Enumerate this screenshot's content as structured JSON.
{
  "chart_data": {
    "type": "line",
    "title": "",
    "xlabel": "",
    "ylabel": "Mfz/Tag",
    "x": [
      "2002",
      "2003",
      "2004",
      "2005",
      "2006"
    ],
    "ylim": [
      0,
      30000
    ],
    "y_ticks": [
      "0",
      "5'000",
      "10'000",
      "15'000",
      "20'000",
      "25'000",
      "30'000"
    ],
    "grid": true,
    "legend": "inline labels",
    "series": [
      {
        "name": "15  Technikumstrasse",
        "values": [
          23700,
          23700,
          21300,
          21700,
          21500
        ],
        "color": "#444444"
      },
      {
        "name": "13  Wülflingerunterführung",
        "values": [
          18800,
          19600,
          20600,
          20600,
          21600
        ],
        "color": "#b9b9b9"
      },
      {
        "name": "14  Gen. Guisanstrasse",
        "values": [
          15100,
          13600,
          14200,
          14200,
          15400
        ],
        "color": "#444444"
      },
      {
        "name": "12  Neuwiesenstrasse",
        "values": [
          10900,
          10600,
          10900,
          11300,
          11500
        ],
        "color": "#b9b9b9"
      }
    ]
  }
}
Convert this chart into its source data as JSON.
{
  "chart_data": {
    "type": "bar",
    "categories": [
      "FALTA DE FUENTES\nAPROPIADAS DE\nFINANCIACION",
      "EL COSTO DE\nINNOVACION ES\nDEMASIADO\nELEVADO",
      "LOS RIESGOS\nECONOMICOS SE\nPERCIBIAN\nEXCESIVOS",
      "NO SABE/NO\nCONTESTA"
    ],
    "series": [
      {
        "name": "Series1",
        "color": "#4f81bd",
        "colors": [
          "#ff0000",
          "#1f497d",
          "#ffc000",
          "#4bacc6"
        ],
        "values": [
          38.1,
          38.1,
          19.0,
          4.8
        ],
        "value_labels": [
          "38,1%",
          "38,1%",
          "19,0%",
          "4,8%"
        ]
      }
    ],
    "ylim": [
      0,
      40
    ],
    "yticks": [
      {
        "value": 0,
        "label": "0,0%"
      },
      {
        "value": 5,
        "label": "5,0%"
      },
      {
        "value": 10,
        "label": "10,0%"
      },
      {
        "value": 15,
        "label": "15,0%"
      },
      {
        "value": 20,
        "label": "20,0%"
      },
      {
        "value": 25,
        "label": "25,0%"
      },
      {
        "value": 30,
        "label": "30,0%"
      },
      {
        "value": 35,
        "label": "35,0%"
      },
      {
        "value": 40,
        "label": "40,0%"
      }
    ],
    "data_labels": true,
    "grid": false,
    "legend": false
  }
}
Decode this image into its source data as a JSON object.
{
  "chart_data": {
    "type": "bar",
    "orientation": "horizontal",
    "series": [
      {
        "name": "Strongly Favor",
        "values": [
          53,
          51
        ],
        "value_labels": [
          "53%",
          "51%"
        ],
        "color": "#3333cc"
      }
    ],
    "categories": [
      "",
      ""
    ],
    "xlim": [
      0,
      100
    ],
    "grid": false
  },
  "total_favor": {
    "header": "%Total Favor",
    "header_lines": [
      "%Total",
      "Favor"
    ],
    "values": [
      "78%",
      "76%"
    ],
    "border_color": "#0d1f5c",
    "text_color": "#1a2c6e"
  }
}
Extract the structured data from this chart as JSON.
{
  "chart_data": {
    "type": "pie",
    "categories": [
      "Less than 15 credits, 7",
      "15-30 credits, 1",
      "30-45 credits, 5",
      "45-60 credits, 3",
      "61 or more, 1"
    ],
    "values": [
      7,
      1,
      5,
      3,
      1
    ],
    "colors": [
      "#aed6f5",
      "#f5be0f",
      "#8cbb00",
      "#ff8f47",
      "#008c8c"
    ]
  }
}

WHAT YOU ARE ASKED TO DO.
Please restate the whole listing word for word.

OUTPUT FOR THIS EXERCISE.
Enumerate this screenshot's content as structured JSON.
{
  "chart_data": {
    "type": "line",
    "title": "",
    "xlabel": "",
    "ylabel": "Mfz/Tag",
    "x": [
      "2002",
      "2003",
      "2004",
      "2005",
      "2006"
    ],
    "ylim": [
      0,
      30000
    ],
    "y_ticks": [
      "0",
      "5'000",
      "10'000",
      "15'000",
      "20'000",
      "25'000",
      "30'000"
    ],
    "grid": true,
    "legend": "inline labels",
    "series": [
      {
        "name": "15  Technikumstrasse",
        "values": [
          23700,
          23700,
          21300,
          21700,
          21500
        ],
        "color": "#444444"
      },
      {
        "name": "13  Wülflingerunterführung",
        "values": [
          18800,
          19600,
          20600,
          20600,
          21600
        ],
        "color": "#b9b9b9"
      },
      {
        "name": "14  Gen. Guisanstrasse",
        "values": [
          15100,
          13600,
          14200,
          14200,
          15400
        ],
        "color": "#444444"
      },
      {
        "name": "12  Neuwiesenstrasse",
        "values": [
          10900,
          10600,
          10900,
          11300,
          11500
        ],
        "color": "#b9b9b9"
      }
    ]
  }
}
Convert this chart into its source data as JSON.
{
  "chart_data": {
    "type": "bar",
    "categories": [
      "FALTA DE FUENTES\nAPROPIADAS DE\nFINANCIACION",
      "EL COSTO DE\nINNOVACION ES\nDEMASIADO\nELEVADO",
      "LOS RIESGOS\nECONOMICOS SE\nPERCIBIAN\nEXCESIVOS",
      "NO SABE/NO\nCONTESTA"
    ],
    "series": [
      {
        "name": "Series1",
        "color": "#4f81bd",
        "colors": [
          "#ff0000",
          "#1f497d",
          "#ffc000",
          "#4bacc6"
        ],
        "values": [
          38.1,
          38.1,
          19.0,
          4.8
        ],
        "value_labels": [
          "38,1%",
          "38,1%",
          "19,0%",
          "4,8%"
        ]
      }
    ],
    "ylim": [
      0,
      40
    ],
    "yticks": [
      {
        "value": 0,
        "label": "0,0%"
      },
      {
        "value": 5,
        "label": "5,0%"
      },
      {
        "value": 10,
        "label": "10,0%"
      },
      {
        "value": 15,
        "label": "15,0%"
      },
      {
        "value": 20,
        "label": "20,0%"
      },
      {
        "value": 25,
        "label": "25,0%"
      },
      {
        "value": 30,
        "label": "30,0%"
      },
      {
        "value": 35,
        "label": "35,0%"
      },
      {
        "value": 40,
        "label": "40,0%"
      }
    ],
    "data_labels": true,
    "grid": false,
    "legend": false
  }
}
Decode this image into its source data as a JSON object.
{
  "chart_data": {
    "type": "bar",
    "orientation": "horizontal",
    "series": [
      {
        "name": "Strongly Favor",
        "values": [
          53,
          51
        ],
        "value_labels": [
          "53%",
          "51%"
        ],
        "color": "#3333cc"
      }
    ],
    "categories": [
      "",
      ""
    ],
    "xlim": [
      0,
      100
    ],
    "grid": false
  },
  "total_favor": {
    "header": "%Total Favor",
    "header_lines": [
      "%Total",
      "Favor"
    ],
    "values": [
      "78%",
      "76%"
    ],
    "border_color": "#0d1f5c",
    "text_color": "#1a2c6e"
  }
}
Extract the structured data from this chart as JSON.
{
  "chart_data": {
    "type": "pie",
    "categories": [
      "Less than 15 credits, 7",
      "15-30 credits, 1",
      "30-45 credits, 5",
      "45-60 credits, 3",
      "61 or more, 1"
    ],
    "values": [
      7,
      1,
      5,
      3,
      1
    ],
    "colors": [
      "#aed6f5",
      "#f5be0f",
      "#8cbb00",
      "#ff8f47",
      "#008c8c"
    ]
  }
}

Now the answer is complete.